Large lax reflexive globular maps

Content created by Egbert Rijke.

Created on 2024-12-03.
Last modified on 2024-12-03.

{-# OPTIONS --guardedness #-}

module globular-types.large-lax-reflexive-globular-maps where

Imports

open import foundation.function-types
open import foundation.universe-levels

open import globular-types.large-globular-maps
open import globular-types.large-reflexive-globular-types
open import globular-types.lax-reflexive-globular-maps
open import globular-types.reflexive-globular-types

Idea

A large lax reflexive globular map^¶ between two large reflexive globular types G and H is a large globular map f : G → H equipped with a family of 2-cells

  (x : G₀) → H₂ (refl H (f₀ x)) (f₁ (refl G x))

from the image of the reflexivity cell at x in G to the reflexivity cell at f₀ x, such that the globular map f' : G' x y → H' (f₀ x) (f₀ y) is lax reflexive.

Lack of composition for lax reflexive globular maps

Note that the large lax reflexive globular maps lack composition. For the composition of g and f to exist, there should be a 2-cell from g (f (refl G x)) to refl K (g (f x)), we need to compose the 2-cell that g preserves reflexivity with the action of g on the 2-cell that f preserves reflexivity. However, since the reflexive globular type G is not assumed to be transitive, it might lack such instances of the compositions.

Lax versus colax

The notion of large colax reflexive globular map is almost the same, except with the direction of the 2-cell reversed. In general, the direction of lax coherence cells is determined by applying the morphism componentwise first, and then the operations, while the direction of colax coherence cells is determined by first applying the operations and then the morphism.

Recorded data
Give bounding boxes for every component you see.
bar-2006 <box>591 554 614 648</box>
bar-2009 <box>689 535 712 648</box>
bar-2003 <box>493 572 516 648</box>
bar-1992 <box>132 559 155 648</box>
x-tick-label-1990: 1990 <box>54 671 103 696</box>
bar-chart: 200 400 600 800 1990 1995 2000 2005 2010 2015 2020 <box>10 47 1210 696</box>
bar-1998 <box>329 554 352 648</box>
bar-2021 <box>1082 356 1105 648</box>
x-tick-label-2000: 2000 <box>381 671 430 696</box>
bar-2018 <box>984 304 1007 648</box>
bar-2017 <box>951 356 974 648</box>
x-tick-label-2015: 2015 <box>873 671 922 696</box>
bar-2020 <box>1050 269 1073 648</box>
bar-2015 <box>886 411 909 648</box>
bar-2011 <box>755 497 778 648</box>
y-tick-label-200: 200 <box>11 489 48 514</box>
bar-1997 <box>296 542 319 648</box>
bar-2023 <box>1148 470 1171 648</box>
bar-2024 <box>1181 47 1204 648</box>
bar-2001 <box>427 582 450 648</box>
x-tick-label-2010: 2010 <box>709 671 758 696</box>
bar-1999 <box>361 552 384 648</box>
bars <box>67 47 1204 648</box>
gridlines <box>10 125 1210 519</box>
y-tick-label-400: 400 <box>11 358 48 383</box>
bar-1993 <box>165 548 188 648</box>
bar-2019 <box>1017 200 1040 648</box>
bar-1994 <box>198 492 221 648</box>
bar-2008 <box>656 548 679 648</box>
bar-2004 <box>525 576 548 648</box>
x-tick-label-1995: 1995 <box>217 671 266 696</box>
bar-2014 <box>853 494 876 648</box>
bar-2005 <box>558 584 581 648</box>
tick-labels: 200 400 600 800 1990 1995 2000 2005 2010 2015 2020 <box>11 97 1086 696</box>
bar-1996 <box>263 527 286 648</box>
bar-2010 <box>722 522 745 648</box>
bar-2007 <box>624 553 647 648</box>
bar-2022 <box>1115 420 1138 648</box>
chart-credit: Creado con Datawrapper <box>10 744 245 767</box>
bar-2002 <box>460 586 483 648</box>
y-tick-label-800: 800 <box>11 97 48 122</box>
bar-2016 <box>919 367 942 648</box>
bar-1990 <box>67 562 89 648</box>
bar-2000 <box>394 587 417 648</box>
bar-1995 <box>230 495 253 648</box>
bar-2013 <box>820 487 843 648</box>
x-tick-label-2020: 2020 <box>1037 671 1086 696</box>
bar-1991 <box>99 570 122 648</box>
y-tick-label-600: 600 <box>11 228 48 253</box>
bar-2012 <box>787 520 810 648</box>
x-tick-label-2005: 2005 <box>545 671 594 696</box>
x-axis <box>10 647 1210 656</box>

Required actions:
(A) In the text on large lax reflexive globular maps, how does a large colax reflexive globular map differ from a large lax one?
(B) Return the passage of the text on large lax reflexive globular maps word for word, starting with "Note that the" and going on through "then the morphism.".
The recorded data has no role in this work.

Task solutions:
(A) The direction of the 2-cell is reversed.

(B)
Note that the large lax reflexive globular maps lack composition. For the composition of g and f to exist, there should be a 2-cell from g (f (refl G x)) to refl K (g (f x)), we need to compose the 2-cell that g preserves reflexivity with the action of g on the 2-cell that f preserves reflexivity. However, since the reflexive globular type G is not assumed to be transitive, it might lack such instances of the compositions.

Lax versus colax

The notion of large colax reflexive globular map is almost the same, except with the direction of the 2-cell reversed. In general, the direction of lax coherence cells is determined by applying the morphism componentwise first, and then the operations, while the direction of colax coherence cells is determined by first applying the operations and then the morphism.